# DATA PROVIDED

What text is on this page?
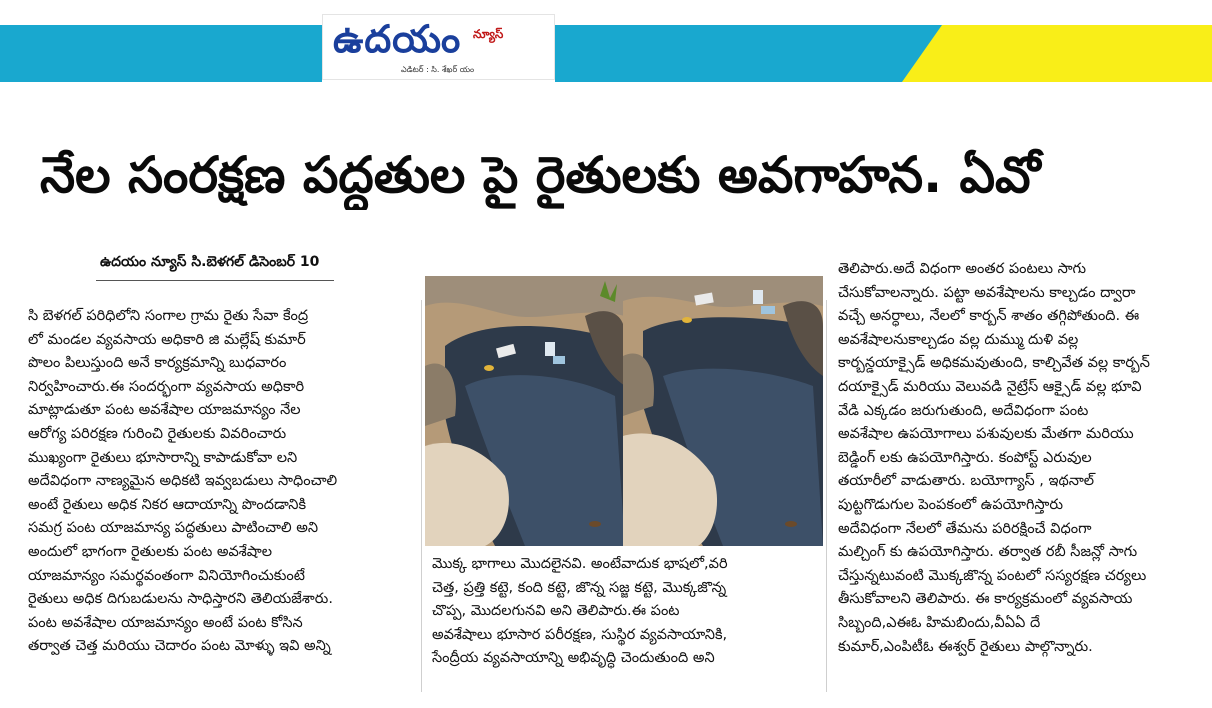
ఉదయం న్యూస్
ఎడిటర్ : సి. శేఖర్ యం
నేల సంరక్షణ పద్ధతుల పై రైతులకు అవగాహన. ఏవో
ఉదయం న్యూస్ సి.బెళగల్ డిసెంబర్ 10

సి బెళగల్ పరిధిలోని సంగాల గ్రామ రైతు సేవా కేంద్ర

లో మండల వ్యవసాయ అధికారి జి మల్లేష్ కుమార్

పొలం పిలుస్తుంది అనే కార్యక్రమాన్ని బుధవారం

నిర్వహించారు.ఈ సందర్భంగా వ్యవసాయ అధికారి

మాట్లాడుతూ పంట అవశేషాల యాజమాన్యం నేల

ఆరోగ్య పరిరక్షణ గురించి రైతులకు వివరించారు

ముఖ్యంగా రైతులు భూసారాన్ని కాపాడుకోవా లని

అదేవిధంగా నాణ్యమైన అధికటి ఇవ్వబడులు సాధించాలి

అంటే రైతులు అధిక నికర ఆదాయాన్ని పొందడానికి

సమగ్ర పంట యాజమాన్య పద్ధతులు పాటించాలి అని

అందులో భాగంగా రైతులకు పంట అవశేషాల

యాజమాన్యం సమర్థవంతంగా వినియోగించుకుంటే

రైతులు అధిక దిగుబడులను సాధిస్తారని తెలియజేశారు.

పంట అవశేషాల యాజమాన్యం అంటే పంట కోసిన

తర్వాత చెత్త మరియు చెదారం పంట మోళ్ళు ఇవి అన్ని

మొక్క భాగాలు మొదలైనవి. అంటేవాదుక భాషలో,వరి

చెత్త, ప్రత్తి కట్టె, కంది కట్టె, జొన్న సజ్జ కట్టె, మొక్కజొన్న

చొప్ప, మొదలగునవి అని తెలిపారు.ఈ పంట

అవశేషాలు భూసార పరీరక్షణ, సుస్థిర వ్యవసాయానికి,

సేంద్రీయ వ్యవసాయాన్ని అభివృద్ధి చెందుతుంది అని

తెలిపారు.అదే విధంగా అంతర పంటలు సాగు

చేసుకోవాలన్నారు. పట్టా అవశేషాలను కాల్చడం ద్వారా

వచ్చే అనర్ధాలు, నేలలో కార్బన్ శాతం తగ్గిపోతుంది. ఈ

అవశేషాలనుకాల్చడం వల్ల దుమ్ము దుళి వల్ల

కార్బన్డయాక్సైడ్ అధికమవుతుంది, కాల్చివేత వల్ల కార్బన్

దయాక్సైడ్ మరియు వెలువడి నైట్రేస్ ఆక్సైడ్ వల్ల భూవి

వేడి ఎక్కడం జరుగుతుంది, అదేవిధంగా పంట

అవశేషాల ఉపయోగాలు పశువులకు మేతగా మరియు

బెడ్డింగ్ లకు ఉపయోగిస్తారు. కంపోస్ట్ ఎరువుల

తయారీలో వాడుతారు. బయోగ్యాస్ , ఇథనాల్

పుట్టగొడుగుల పెంపకంలో ఉపయోగిస్తారు

అదేవిధంగా నేలలో తేమను పరిరక్షించే విధంగా

మల్చింగ్ కు ఉపయోగిస్తారు. తర్వాత రబీ సీజన్లో సాగు

చేస్తున్నటువంటి మొక్కజొన్న పంటలో సస్యరక్షణ చర్యలు

తీసుకోవాలని తెలిపారు. ఈ కార్యక్రమంలో వ్యవసాయ

సిబ్బంది,ఎఈఓ హిమబిందు,వీఏఏ దే

కుమార్,ఎంపిటీఓ ఈశ్వర్ రైతులు పాల్గొన్నారు.
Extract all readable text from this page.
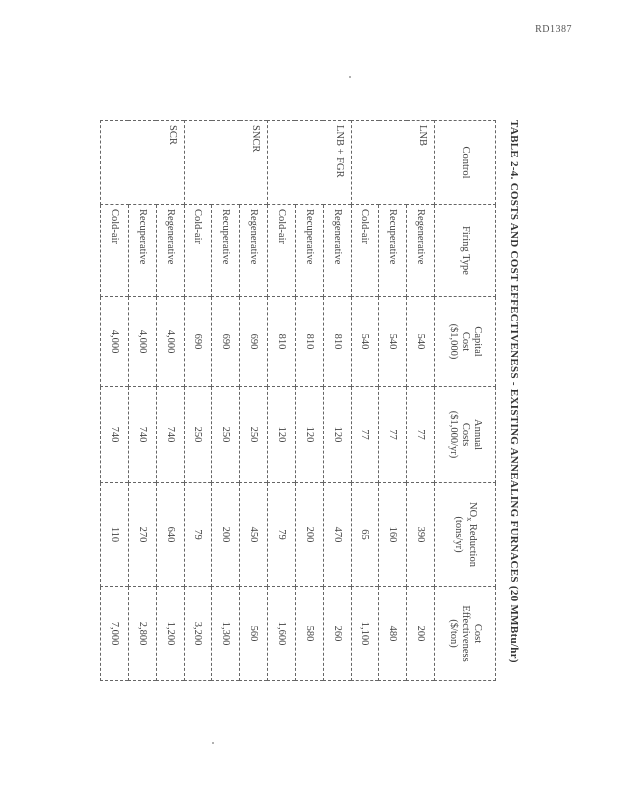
RD1387
TABLE 2-4. COSTS AND COST EFFECTIVENESS - EXISTING ANNEALING FURNACES (20 MMBtu/hr)
Control	Firing Type	Capital
Cost
($1,000)	Annual
Costs
($1,000/yr)	$NO_x$ Reduction
(tons/yr)	Cost
Effectiveness
($/ton)

LNB	Regenerative	540	77	390	200
	Recuperative	540	77	160	480
	Cold-air	540	77	65	1,100
LNB + FGR	Regenerative	810	120	470	260
	Recuperative	810	120	200	580
	Cold-air	810	120	79	1,600
SNCR	Regenerative	690	250	450	560
	Recuperative	690	250	200	1,300
	Cold-air	690	250	79	3,200
SCR	Regenerative	4,000	740	640	1,200
	Recuperative	4,000	740	270	2,800
	Cold-air	4,000	740	110	7,000
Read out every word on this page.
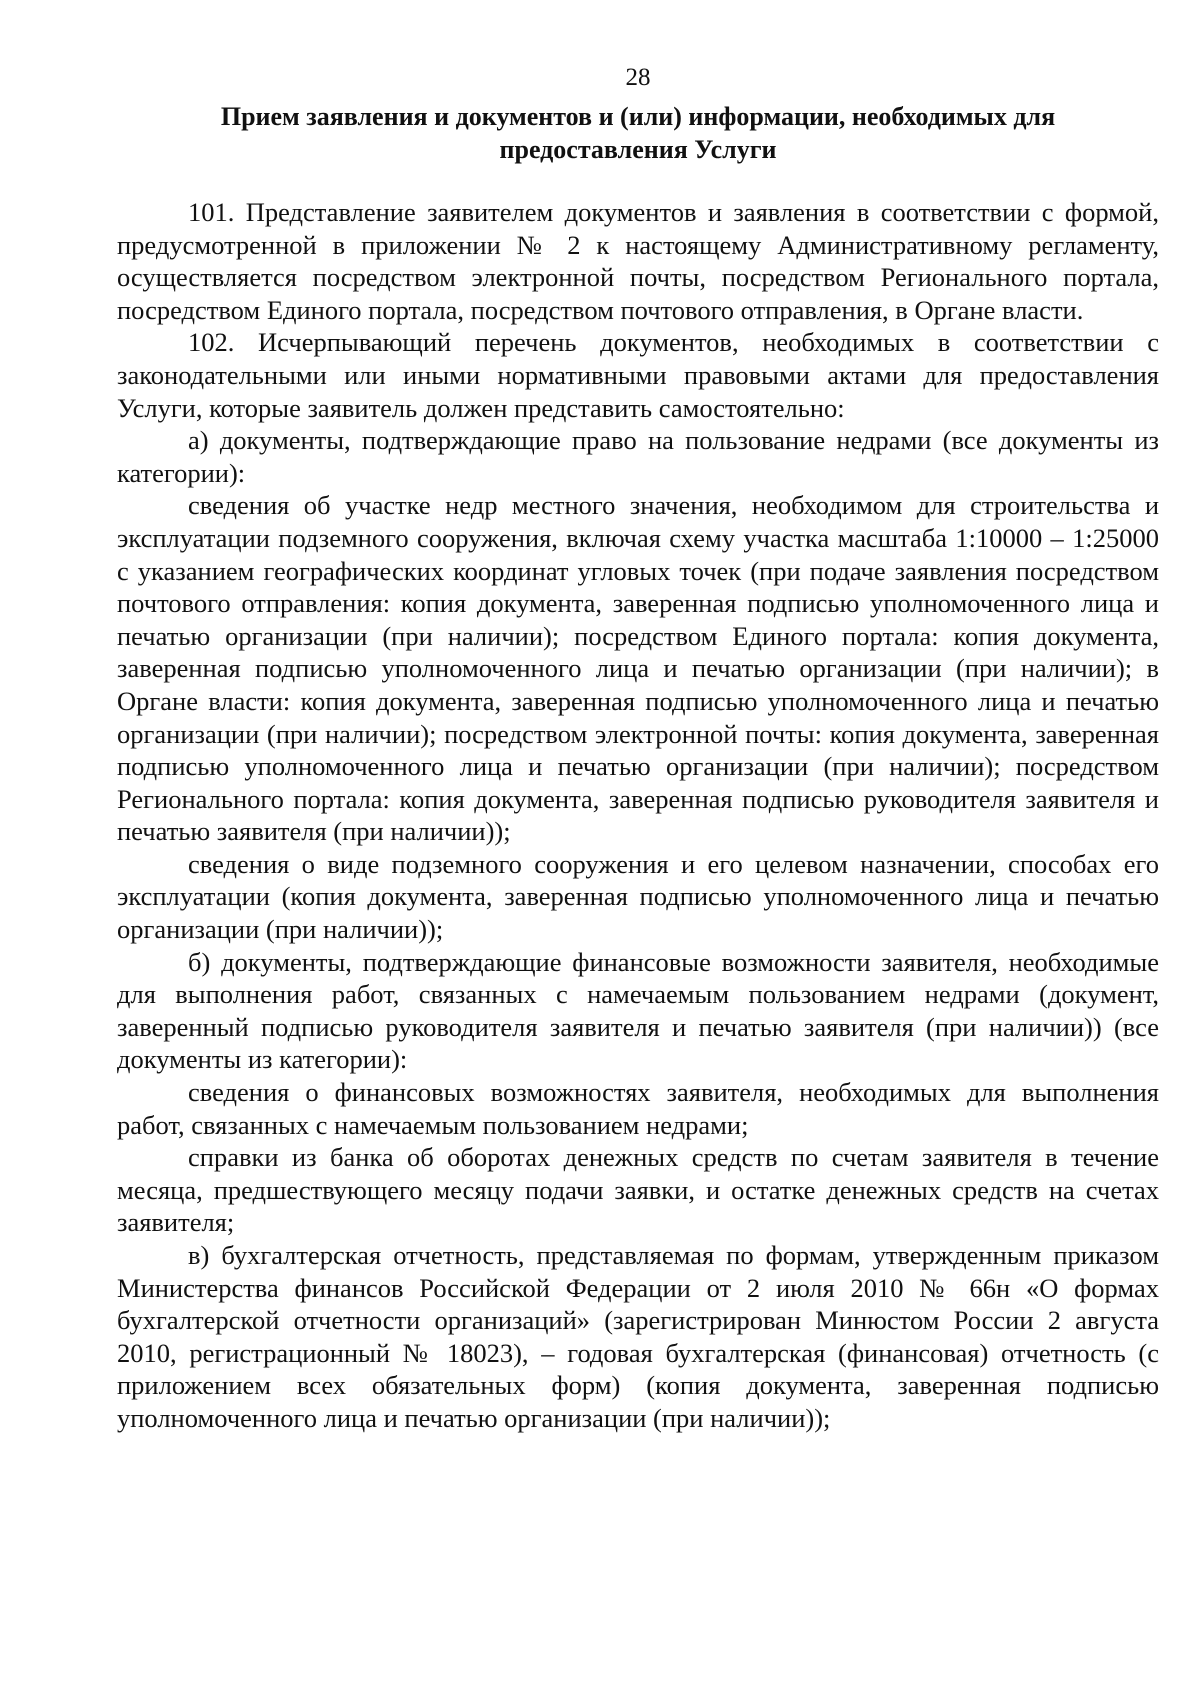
28
Прием заявления и документов и (или) информации, необходимых для
предоставления Услуги

101. Представление заявителем документов и заявления в соответствии с формой, предусмотренной в приложении № 2 к настоящему Административному регламенту, осуществляется посредством электронной почты, посредством Регионального портала, посредством Единого портала, посредством почтового отправления, в Органе власти.

102. Исчерпывающий перечень документов, необходимых в соответствии с законодательными или иными нормативными правовыми актами для предоставления Услуги, которые заявитель должен представить самостоятельно:

а) документы, подтверждающие право на пользование недрами (все документы из категории):

сведения об участке недр местного значения, необходимом для строительства и эксплуатации подземного сооружения, включая схему участка масштаба 1:10000 – 1:25000 с указанием географических координат угловых точек (при подаче заявления посредством почтового отправления: копия документа, заверенная подписью уполномоченного лица и печатью организации (при наличии); посредством Единого портала: копия документа, заверенная подписью уполномоченного лица и печатью организации (при наличии); в Органе власти: копия документа, заверенная подписью уполномоченного лица и печатью организации (при наличии); посредством электронной почты: копия документа, заверенная подписью уполномоченного лица и печатью организации (при наличии); посредством Регионального портала: копия документа, заверенная подписью руководителя заявителя и печатью заявителя (при наличии));

сведения о виде подземного сооружения и его целевом назначении, способах его эксплуатации (копия документа, заверенная подписью уполномоченного лица и печатью организации (при наличии));

б) документы, подтверждающие финансовые возможности заявителя, необходимые для выполнения работ, связанных с намечаемым пользованием недрами (документ, заверенный подписью руководителя заявителя и печатью заявителя (при наличии)) (все документы из категории):

сведения о финансовых возможностях заявителя, необходимых для выполнения работ, связанных с намечаемым пользованием недрами;

справки из банка об оборотах денежных средств по счетам заявителя в течение месяца, предшествующего месяцу подачи заявки, и остатке денежных средств на счетах заявителя;

в) бухгалтерская отчетность, представляемая по формам, утвержденным приказом Министерства финансов Российской Федерации от 2 июля 2010 № 66н «О формах бухгалтерской отчетности организаций» (зарегистрирован Минюстом России 2 августа 2010, регистрационный № 18023), – годовая бухгалтерская (финансовая) отчетность (с приложением всех обязательных форм) (копия документа, заверенная подписью уполномоченного лица и печатью организации (при наличии));
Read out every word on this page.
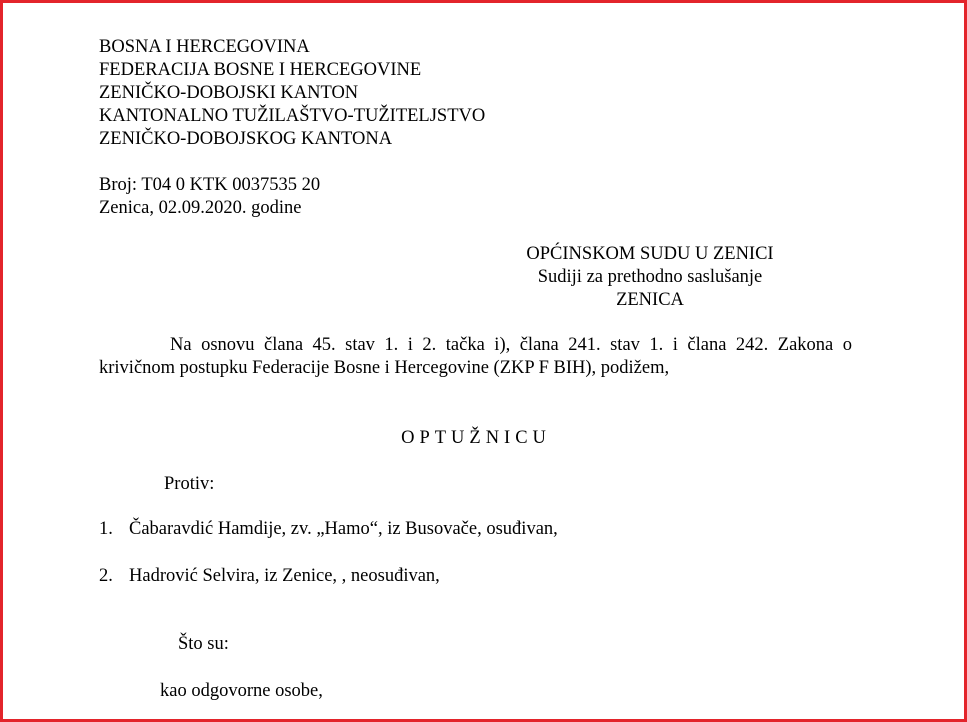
BOSNA I HERCEGOVINA
FEDERACIJA BOSNE I HERCEGOVINE
ZENIČKO-DOBOJSKI KANTON
KANTONALNO TUŽILAŠTVO-TUŽITELJSTVO
ZENIČKO-DOBOJSKOG KANTONA
Broj: T04 0 KTK 0037535 20
Zenica, 02.09.2020. godine
OPĆINSKOM SUDU U ZENICI
Sudiji za prethodno saslušanje
ZENICA
Na osnovu člana 45. stav 1. i 2. tačka i), člana 241. stav 1. i člana 242. Zakona o
krivičnom postupku Federacije Bosne i Hercegovine (ZKP F BIH), podižem,
OPTUŽNICU
Protiv:
1. Čabaravdić Hamdije, zv. „Hamo“, iz Busovače, osuđivan,
2. Hadrović Selvira, iz Zenice, , neosuđivan,
Što su:
kao odgovorne osobe,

# WHAT IS BEING ASKED
Quote the records in full and exactly; skip any image.

# OUTPUT OF THE EXERCISE
What text is on this page?
ఉదయం న్యూస్
ఎడిటర్ : సి. శేఖర్ యం
నేల సంరక్షణ పద్ధతుల పై రైతులకు అవగాహన. ఏవో
ఉదయం న్యూస్ సి.బెళగల్ డిసెంబర్ 10

సి బెళగల్ పరిధిలోని సంగాల గ్రామ రైతు సేవా కేంద్ర

లో మండల వ్యవసాయ అధికారి జి మల్లేష్ కుమార్

పొలం పిలుస్తుంది అనే కార్యక్రమాన్ని బుధవారం

నిర్వహించారు.ఈ సందర్భంగా వ్యవసాయ అధికారి

మాట్లాడుతూ పంట అవశేషాల యాజమాన్యం నేల

ఆరోగ్య పరిరక్షణ గురించి రైతులకు వివరించారు

ముఖ్యంగా రైతులు భూసారాన్ని కాపాడుకోవా లని

అదేవిధంగా నాణ్యమైన అధికటి ఇవ్వబడులు సాధించాలి

అంటే రైతులు అధిక నికర ఆదాయాన్ని పొందడానికి

సమగ్ర పంట యాజమాన్య పద్ధతులు పాటించాలి అని

అందులో భాగంగా రైతులకు పంట అవశేషాల

యాజమాన్యం సమర్థవంతంగా వినియోగించుకుంటే

రైతులు అధిక దిగుబడులను సాధిస్తారని తెలియజేశారు.

పంట అవశేషాల యాజమాన్యం అంటే పంట కోసిన

తర్వాత చెత్త మరియు చెదారం పంట మోళ్ళు ఇవి అన్ని

మొక్క భాగాలు మొదలైనవి. అంటేవాదుక భాషలో,వరి

చెత్త, ప్రత్తి కట్టె, కంది కట్టె, జొన్న సజ్జ కట్టె, మొక్కజొన్న

చొప్ప, మొదలగునవి అని తెలిపారు.ఈ పంట

అవశేషాలు భూసార పరీరక్షణ, సుస్థిర వ్యవసాయానికి,

సేంద్రీయ వ్యవసాయాన్ని అభివృద్ధి చెందుతుంది అని

తెలిపారు.అదే విధంగా అంతర పంటలు సాగు

చేసుకోవాలన్నారు. పట్టా అవశేషాలను కాల్చడం ద్వారా

వచ్చే అనర్ధాలు, నేలలో కార్బన్ శాతం తగ్గిపోతుంది. ఈ

అవశేషాలనుకాల్చడం వల్ల దుమ్ము దుళి వల్ల

కార్బన్డయాక్సైడ్ అధికమవుతుంది, కాల్చివేత వల్ల కార్బన్

దయాక్సైడ్ మరియు వెలువడి నైట్రేస్ ఆక్సైడ్ వల్ల భూవి

వేడి ఎక్కడం జరుగుతుంది, అదేవిధంగా పంట

అవశేషాల ఉపయోగాలు పశువులకు మేతగా మరియు

బెడ్డింగ్ లకు ఉపయోగిస్తారు. కంపోస్ట్ ఎరువుల

తయారీలో వాడుతారు. బయోగ్యాస్ , ఇథనాల్

పుట్టగొడుగుల పెంపకంలో ఉపయోగిస్తారు

అదేవిధంగా నేలలో తేమను పరిరక్షించే విధంగా

మల్చింగ్ కు ఉపయోగిస్తారు. తర్వాత రబీ సీజన్లో సాగు

చేస్తున్నటువంటి మొక్కజొన్న పంటలో సస్యరక్షణ చర్యలు

తీసుకోవాలని తెలిపారు. ఈ కార్యక్రమంలో వ్యవసాయ

సిబ్బంది,ఎఈఓ హిమబిందు,వీఏఏ దే

కుమార్,ఎంపిటీఓ ఈశ్వర్ రైతులు పాల్గొన్నారు.
Extract all readable text from this page.
RD1387
TABLE 2-4. COSTS AND COST EFFECTIVENESS - EXISTING ANNEALING FURNACES (20 MMBtu/hr)
Control	Firing Type	Capital
Cost
($1,000)	Annual
Costs
($1,000/yr)	$NO_x$ Reduction
(tons/yr)	Cost
Effectiveness
($/ton)

LNB	Regenerative	540	77	390	200
	Recuperative	540	77	160	480
	Cold-air	540	77	65	1,100
LNB + FGR	Regenerative	810	120	470	260
	Recuperative	810	120	200	580
	Cold-air	810	120	79	1,600
SNCR	Regenerative	690	250	450	560
	Recuperative	690	250	200	1,300
	Cold-air	690	250	79	3,200
SCR	Regenerative	4,000	740	640	1,200
	Recuperative	4,000	740	270	2,800
	Cold-air	4,000	740	110	7,000
Read out every word on this page.
28
Прием заявления и документов и (или) информации, необходимых для
предоставления Услуги

101. Представление заявителем документов и заявления в соответствии с формой, предусмотренной в приложении № 2 к настоящему Административному регламенту, осуществляется посредством электронной почты, посредством Регионального портала, посредством Единого портала, посредством почтового отправления, в Органе власти.

102. Исчерпывающий перечень документов, необходимых в соответствии с законодательными или иными нормативными правовыми актами для предоставления Услуги, которые заявитель должен представить самостоятельно:

а) документы, подтверждающие право на пользование недрами (все документы из категории):

сведения об участке недр местного значения, необходимом для строительства и эксплуатации подземного сооружения, включая схему участка масштаба 1:10000 – 1:25000 с указанием географических координат угловых точек (при подаче заявления посредством почтового отправления: копия документа, заверенная подписью уполномоченного лица и печатью организации (при наличии); посредством Единого портала: копия документа, заверенная подписью уполномоченного лица и печатью организации (при наличии); в Органе власти: копия документа, заверенная подписью уполномоченного лица и печатью организации (при наличии); посредством электронной почты: копия документа, заверенная подписью уполномоченного лица и печатью организации (при наличии); посредством Регионального портала: копия документа, заверенная подписью руководителя заявителя и печатью заявителя (при наличии));

сведения о виде подземного сооружения и его целевом назначении, способах его эксплуатации (копия документа, заверенная подписью уполномоченного лица и печатью организации (при наличии));

б) документы, подтверждающие финансовые возможности заявителя, необходимые для выполнения работ, связанных с намечаемым пользованием недрами (документ, заверенный подписью руководителя заявителя и печатью заявителя (при наличии)) (все документы из категории):

сведения о финансовых возможностях заявителя, необходимых для выполнения работ, связанных с намечаемым пользованием недрами;

справки из банка об оборотах денежных средств по счетам заявителя в течение месяца, предшествующего месяцу подачи заявки, и остатке денежных средств на счетах заявителя;

в) бухгалтерская отчетность, представляемая по формам, утвержденным приказом Министерства финансов Российской Федерации от 2 июля 2010 № 66н «О формах бухгалтерской отчетности организаций» (зарегистрирован Минюстом России 2 августа 2010, регистрационный № 18023), – годовая бухгалтерская (финансовая) отчетность (с приложением всех обязательных форм) (копия документа, заверенная подписью уполномоченного лица и печатью организации (при наличии));
Read out every word on this page.
BOSNA I HERCEGOVINA
FEDERACIJA BOSNE I HERCEGOVINE
ZENIČKO-DOBOJSKI KANTON
KANTONALNO TUŽILAŠTVO-TUŽITELJSTVO
ZENIČKO-DOBOJSKOG KANTONA
Broj: T04 0 KTK 0037535 20
Zenica, 02.09.2020. godine
OPĆINSKOM SUDU U ZENICI
Sudiji za prethodno saslušanje
ZENICA
Na osnovu člana 45. stav 1. i 2. tačka i), člana 241. stav 1. i člana 242. Zakona o
krivičnom postupku Federacije Bosne i Hercegovine (ZKP F BIH), podižem,
OPTUŽNICU
Protiv:
1. Čabaravdić Hamdije, zv. „Hamo“, iz Busovače, osuđivan,
2. Hadrović Selvira, iz Zenice, , neosuđivan,
Što su:
kao odgovorne osobe,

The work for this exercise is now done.